**Written instruction**
Each record below must be returned exactly as shown.

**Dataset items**
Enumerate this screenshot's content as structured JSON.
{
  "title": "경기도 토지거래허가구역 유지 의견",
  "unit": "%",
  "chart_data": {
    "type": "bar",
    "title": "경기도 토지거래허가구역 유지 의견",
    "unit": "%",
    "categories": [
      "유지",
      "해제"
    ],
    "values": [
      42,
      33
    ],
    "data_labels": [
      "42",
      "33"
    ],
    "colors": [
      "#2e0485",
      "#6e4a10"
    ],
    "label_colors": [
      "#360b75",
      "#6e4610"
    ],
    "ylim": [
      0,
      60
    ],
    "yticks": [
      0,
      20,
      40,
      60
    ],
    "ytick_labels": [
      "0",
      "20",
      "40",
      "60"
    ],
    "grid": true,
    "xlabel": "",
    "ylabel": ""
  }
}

**Result for this task**
Enumerate this screenshot's content as structured JSON.
{
  "title": "경기도 토지거래허가구역 유지 의견",
  "unit": "%",
  "chart_data": {
    "type": "bar",
    "title": "경기도 토지거래허가구역 유지 의견",
    "unit": "%",
    "categories": [
      "유지",
      "해제"
    ],
    "values": [
      42,
      33
    ],
    "data_labels": [
      "42",
      "33"
    ],
    "colors": [
      "#2e0485",
      "#6e4a10"
    ],
    "label_colors": [
      "#360b75",
      "#6e4610"
    ],
    "ylim": [
      0,
      60
    ],
    "yticks": [
      0,
      20,
      40,
      60
    ],
    "ytick_labels": [
      "0",
      "20",
      "40",
      "60"
    ],
    "grid": true,
    "xlabel": "",
    "ylabel": ""
  }
}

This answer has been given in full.